-------- DATA SECTION --------

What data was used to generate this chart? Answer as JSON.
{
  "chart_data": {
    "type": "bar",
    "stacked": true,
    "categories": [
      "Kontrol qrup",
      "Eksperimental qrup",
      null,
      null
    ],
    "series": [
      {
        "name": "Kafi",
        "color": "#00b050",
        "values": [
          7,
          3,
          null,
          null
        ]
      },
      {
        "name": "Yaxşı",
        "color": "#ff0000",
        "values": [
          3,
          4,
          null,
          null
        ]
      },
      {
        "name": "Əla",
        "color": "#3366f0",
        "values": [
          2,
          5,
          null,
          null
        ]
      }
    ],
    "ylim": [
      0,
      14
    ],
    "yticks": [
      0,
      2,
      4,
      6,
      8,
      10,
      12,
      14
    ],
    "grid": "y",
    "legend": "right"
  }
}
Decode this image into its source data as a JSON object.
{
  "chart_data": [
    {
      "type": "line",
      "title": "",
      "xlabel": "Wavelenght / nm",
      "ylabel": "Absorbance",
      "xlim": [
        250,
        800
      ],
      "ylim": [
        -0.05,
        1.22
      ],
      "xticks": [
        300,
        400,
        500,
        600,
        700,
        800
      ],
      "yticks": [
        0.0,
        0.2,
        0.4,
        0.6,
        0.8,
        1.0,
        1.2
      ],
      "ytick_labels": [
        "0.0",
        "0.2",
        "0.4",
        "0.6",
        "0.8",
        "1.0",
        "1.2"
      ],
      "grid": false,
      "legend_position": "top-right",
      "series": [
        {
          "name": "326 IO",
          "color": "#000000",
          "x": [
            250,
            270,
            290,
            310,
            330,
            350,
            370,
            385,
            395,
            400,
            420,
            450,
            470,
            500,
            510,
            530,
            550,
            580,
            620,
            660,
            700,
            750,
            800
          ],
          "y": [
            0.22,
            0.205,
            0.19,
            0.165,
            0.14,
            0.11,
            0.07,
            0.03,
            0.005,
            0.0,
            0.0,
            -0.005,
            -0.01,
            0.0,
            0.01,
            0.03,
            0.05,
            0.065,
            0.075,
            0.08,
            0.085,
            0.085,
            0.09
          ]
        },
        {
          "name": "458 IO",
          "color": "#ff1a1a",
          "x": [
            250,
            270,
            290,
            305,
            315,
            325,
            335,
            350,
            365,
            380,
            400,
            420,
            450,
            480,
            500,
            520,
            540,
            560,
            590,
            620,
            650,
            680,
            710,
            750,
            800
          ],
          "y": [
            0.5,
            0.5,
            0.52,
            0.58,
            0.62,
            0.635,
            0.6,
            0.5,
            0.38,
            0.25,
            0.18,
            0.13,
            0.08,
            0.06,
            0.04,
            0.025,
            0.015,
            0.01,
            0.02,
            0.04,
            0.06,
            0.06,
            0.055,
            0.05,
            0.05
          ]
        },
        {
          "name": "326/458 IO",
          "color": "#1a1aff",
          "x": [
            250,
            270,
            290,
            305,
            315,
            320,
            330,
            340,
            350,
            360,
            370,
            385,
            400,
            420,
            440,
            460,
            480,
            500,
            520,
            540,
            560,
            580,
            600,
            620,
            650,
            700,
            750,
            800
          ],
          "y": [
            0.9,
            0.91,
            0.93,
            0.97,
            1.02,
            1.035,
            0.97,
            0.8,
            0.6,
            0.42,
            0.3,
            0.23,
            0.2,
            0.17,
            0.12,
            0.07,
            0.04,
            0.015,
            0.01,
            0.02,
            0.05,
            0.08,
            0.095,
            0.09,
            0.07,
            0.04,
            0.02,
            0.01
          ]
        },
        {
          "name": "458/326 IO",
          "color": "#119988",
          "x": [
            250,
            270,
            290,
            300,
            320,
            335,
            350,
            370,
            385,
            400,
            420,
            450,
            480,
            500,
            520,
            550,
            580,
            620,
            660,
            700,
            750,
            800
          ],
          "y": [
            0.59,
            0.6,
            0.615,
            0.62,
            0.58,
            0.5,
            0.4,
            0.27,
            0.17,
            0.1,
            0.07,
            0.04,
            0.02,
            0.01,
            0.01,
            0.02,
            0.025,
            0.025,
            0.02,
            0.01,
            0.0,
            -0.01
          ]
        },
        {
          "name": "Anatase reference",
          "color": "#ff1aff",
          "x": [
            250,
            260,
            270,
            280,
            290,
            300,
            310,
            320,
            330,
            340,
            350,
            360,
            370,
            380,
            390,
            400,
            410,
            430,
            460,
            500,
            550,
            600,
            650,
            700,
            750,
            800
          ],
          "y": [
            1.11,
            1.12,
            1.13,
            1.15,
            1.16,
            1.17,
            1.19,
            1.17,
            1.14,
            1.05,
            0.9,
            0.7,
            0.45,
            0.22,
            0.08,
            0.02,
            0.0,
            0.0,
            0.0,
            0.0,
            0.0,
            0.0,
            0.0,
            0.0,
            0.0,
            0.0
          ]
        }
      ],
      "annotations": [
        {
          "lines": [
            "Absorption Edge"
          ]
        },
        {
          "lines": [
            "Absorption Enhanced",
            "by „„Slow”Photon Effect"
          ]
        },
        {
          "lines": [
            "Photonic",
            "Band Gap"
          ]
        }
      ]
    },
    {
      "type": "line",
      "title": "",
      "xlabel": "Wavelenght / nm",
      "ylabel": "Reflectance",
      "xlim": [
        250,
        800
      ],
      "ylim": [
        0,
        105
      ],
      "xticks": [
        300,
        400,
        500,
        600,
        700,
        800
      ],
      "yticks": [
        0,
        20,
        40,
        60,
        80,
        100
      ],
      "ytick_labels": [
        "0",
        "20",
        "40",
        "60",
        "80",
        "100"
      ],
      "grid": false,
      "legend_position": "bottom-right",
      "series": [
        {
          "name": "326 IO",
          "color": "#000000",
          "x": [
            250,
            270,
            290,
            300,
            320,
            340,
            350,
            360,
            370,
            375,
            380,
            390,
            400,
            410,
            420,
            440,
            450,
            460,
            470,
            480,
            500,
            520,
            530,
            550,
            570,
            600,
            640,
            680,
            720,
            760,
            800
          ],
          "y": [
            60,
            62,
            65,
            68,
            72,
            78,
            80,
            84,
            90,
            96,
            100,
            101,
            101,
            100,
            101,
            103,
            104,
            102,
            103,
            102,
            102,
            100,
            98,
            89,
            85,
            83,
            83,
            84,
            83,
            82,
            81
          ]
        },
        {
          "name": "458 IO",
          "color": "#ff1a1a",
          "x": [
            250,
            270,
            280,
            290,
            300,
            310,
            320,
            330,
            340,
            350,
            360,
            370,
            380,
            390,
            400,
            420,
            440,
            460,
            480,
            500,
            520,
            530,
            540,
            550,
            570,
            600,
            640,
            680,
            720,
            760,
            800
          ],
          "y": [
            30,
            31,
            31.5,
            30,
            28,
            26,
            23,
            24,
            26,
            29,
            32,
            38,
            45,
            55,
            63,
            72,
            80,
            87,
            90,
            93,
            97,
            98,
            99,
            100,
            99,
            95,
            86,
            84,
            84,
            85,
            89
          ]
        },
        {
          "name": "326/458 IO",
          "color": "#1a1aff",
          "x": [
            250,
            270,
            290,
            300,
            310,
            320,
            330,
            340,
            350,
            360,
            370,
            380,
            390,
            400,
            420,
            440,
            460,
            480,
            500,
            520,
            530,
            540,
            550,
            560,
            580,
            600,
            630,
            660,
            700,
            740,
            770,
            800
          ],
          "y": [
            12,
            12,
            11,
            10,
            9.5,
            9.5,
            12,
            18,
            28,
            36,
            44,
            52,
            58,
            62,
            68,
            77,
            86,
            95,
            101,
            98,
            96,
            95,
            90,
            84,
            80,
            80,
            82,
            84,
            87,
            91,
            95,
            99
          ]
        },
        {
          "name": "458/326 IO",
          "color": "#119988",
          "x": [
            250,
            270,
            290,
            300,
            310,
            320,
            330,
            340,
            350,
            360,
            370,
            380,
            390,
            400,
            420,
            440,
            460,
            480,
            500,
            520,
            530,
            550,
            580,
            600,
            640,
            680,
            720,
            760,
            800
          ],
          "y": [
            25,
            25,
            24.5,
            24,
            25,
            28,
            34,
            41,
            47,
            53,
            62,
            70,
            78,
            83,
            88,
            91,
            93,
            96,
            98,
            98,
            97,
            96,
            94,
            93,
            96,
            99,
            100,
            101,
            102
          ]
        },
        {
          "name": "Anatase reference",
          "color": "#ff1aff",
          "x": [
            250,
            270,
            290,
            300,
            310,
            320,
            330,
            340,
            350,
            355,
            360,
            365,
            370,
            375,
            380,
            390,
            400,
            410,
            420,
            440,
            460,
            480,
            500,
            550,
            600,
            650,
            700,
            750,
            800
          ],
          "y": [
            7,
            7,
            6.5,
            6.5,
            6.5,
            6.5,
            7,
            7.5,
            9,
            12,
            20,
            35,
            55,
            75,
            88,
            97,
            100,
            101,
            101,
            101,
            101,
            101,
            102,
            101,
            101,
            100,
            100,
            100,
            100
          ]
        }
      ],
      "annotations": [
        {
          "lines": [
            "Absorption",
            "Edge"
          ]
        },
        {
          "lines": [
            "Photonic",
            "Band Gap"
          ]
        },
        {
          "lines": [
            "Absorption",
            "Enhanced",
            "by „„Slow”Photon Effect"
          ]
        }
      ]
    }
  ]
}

--------

* _DESCRIPTION OF THE TASK_
Go through the entries and return each line where the word "Absorption" appears.

* _TASK RESPONSE_
            "Absorption Edge"
            "Absorption Enhanced",
            "Absorption",
            "Absorption",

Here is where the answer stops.